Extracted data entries
================================

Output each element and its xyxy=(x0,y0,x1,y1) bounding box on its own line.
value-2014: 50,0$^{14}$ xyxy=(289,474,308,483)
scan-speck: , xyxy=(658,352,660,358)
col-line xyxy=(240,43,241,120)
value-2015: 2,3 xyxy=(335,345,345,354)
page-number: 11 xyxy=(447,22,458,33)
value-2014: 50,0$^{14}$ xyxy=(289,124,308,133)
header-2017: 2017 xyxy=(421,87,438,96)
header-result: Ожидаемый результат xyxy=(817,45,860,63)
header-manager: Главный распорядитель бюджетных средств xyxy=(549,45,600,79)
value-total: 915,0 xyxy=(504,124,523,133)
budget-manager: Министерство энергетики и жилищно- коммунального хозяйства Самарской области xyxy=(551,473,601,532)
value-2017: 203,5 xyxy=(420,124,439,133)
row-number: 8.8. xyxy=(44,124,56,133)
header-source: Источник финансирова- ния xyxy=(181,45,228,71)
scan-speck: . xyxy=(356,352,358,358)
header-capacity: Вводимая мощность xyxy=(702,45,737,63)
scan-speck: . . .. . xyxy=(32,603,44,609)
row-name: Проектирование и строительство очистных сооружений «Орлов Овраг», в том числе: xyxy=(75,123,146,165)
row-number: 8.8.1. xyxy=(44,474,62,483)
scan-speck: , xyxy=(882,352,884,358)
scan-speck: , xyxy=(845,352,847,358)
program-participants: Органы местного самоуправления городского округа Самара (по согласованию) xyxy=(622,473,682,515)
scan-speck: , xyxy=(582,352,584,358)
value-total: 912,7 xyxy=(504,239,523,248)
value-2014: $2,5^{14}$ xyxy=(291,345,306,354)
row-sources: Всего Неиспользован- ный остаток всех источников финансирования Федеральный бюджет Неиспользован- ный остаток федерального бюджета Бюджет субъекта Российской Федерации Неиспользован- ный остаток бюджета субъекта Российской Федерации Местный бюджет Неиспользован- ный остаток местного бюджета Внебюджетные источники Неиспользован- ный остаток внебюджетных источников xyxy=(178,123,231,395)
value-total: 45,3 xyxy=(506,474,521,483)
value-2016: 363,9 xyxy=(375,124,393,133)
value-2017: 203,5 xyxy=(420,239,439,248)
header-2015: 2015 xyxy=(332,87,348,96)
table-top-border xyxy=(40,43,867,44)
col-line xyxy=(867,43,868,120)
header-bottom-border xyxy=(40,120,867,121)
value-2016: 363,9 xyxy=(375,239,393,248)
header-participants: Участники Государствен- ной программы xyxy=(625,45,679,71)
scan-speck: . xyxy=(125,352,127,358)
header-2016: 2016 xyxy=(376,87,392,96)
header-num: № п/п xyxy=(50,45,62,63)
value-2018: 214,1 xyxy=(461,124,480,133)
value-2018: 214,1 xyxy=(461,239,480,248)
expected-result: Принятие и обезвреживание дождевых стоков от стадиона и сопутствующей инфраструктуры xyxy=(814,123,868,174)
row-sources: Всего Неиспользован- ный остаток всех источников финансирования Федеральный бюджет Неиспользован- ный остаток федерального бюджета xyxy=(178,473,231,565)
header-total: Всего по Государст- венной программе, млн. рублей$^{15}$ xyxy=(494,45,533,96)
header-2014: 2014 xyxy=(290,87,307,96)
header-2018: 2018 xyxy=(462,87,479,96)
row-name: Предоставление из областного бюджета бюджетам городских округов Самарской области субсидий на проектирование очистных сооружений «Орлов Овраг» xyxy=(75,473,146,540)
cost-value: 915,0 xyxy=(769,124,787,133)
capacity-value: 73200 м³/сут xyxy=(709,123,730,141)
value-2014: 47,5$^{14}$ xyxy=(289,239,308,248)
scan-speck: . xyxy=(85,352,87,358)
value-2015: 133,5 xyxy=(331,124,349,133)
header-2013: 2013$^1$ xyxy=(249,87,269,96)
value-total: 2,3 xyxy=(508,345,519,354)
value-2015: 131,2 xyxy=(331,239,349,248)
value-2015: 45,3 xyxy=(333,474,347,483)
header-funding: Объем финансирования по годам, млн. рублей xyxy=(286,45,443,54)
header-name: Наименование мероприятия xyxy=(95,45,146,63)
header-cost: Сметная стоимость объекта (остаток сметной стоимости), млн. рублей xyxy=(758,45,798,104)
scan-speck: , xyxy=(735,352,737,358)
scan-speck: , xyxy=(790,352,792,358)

================================

### WHAT YOU HAVE TO DO
Rewrite the listing from its first line through the line containing "header-manager: Главный распорядитель", changing "header-result" to "header-outcome" and keeping everything else the same.

### COMPLETE ANSWER
Output each element and its xyxy=(x0,y0,x1,y1) bounding box on its own line.
value-2014: 50,0$^{14}$ xyxy=(289,474,308,483)
scan-speck: , xyxy=(658,352,660,358)
col-line xyxy=(240,43,241,120)
value-2015: 2,3 xyxy=(335,345,345,354)
page-number: 11 xyxy=(447,22,458,33)
value-2014: 50,0$^{14}$ xyxy=(289,124,308,133)
header-2017: 2017 xyxy=(421,87,438,96)
header-outcome: Ожидаемый результат xyxy=(817,45,860,63)
header-manager: Главный распорядитель бюджетных средств xyxy=(549,45,600,79)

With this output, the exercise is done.